* _Directions for this task_
All of the data must be printed exactly; please include every line.

(Recorded data)
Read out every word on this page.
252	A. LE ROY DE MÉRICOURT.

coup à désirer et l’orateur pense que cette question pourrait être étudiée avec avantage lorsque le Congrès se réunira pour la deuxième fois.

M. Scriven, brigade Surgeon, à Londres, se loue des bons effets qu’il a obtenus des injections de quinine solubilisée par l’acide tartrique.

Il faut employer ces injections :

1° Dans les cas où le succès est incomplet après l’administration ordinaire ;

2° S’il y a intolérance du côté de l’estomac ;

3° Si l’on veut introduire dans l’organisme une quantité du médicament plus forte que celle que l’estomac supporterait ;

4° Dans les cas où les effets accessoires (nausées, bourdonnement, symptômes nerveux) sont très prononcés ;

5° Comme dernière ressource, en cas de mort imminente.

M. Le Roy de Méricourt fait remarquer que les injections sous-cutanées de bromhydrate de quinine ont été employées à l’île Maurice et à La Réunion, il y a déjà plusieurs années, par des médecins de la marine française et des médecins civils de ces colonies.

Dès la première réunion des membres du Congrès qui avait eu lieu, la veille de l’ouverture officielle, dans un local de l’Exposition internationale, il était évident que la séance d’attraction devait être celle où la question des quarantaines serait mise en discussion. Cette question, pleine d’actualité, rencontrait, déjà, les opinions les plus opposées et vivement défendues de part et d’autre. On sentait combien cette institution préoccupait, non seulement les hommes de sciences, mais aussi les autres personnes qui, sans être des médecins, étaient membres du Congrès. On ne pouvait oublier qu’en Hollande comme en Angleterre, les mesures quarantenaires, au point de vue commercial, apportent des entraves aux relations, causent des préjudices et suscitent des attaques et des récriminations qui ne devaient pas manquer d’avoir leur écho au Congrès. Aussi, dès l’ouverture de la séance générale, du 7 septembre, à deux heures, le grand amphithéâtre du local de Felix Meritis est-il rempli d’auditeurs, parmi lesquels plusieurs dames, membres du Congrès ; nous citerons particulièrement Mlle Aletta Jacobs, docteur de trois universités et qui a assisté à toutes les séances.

* _Exercise output_
Read out every word on this page.
252	A. LE ROY DE MÉRICOURT.

coup à désirer et l’orateur pense que cette question pourrait être étudiée avec avantage lorsque le Congrès se réunira pour la deuxième fois.

M. Scriven, brigade Surgeon, à Londres, se loue des bons effets qu’il a obtenus des injections de quinine solubilisée par l’acide tartrique.

Il faut employer ces injections :

1° Dans les cas où le succès est incomplet après l’administration ordinaire ;

2° S’il y a intolérance du côté de l’estomac ;

3° Si l’on veut introduire dans l’organisme une quantité du médicament plus forte que celle que l’estomac supporterait ;

4° Dans les cas où les effets accessoires (nausées, bourdonnement, symptômes nerveux) sont très prononcés ;

5° Comme dernière ressource, en cas de mort imminente.

M. Le Roy de Méricourt fait remarquer que les injections sous-cutanées de bromhydrate de quinine ont été employées à l’île Maurice et à La Réunion, il y a déjà plusieurs années, par des médecins de la marine française et des médecins civils de ces colonies.

Dès la première réunion des membres du Congrès qui avait eu lieu, la veille de l’ouverture officielle, dans un local de l’Exposition internationale, il était évident que la séance d’attraction devait être celle où la question des quarantaines serait mise en discussion. Cette question, pleine d’actualité, rencontrait, déjà, les opinions les plus opposées et vivement défendues de part et d’autre. On sentait combien cette institution préoccupait, non seulement les hommes de sciences, mais aussi les autres personnes qui, sans être des médecins, étaient membres du Congrès. On ne pouvait oublier qu’en Hollande comme en Angleterre, les mesures quarantenaires, au point de vue commercial, apportent des entraves aux relations, causent des préjudices et suscitent des attaques et des récriminations qui ne devaient pas manquer d’avoir leur écho au Congrès. Aussi, dès l’ouverture de la séance générale, du 7 septembre, à deux heures, le grand amphithéâtre du local de Felix Meritis est-il rempli d’auditeurs, parmi lesquels plusieurs dames, membres du Congrès ; nous citerons particulièrement Mlle Aletta Jacobs, docteur de trois universités et qui a assisté à toutes les séances.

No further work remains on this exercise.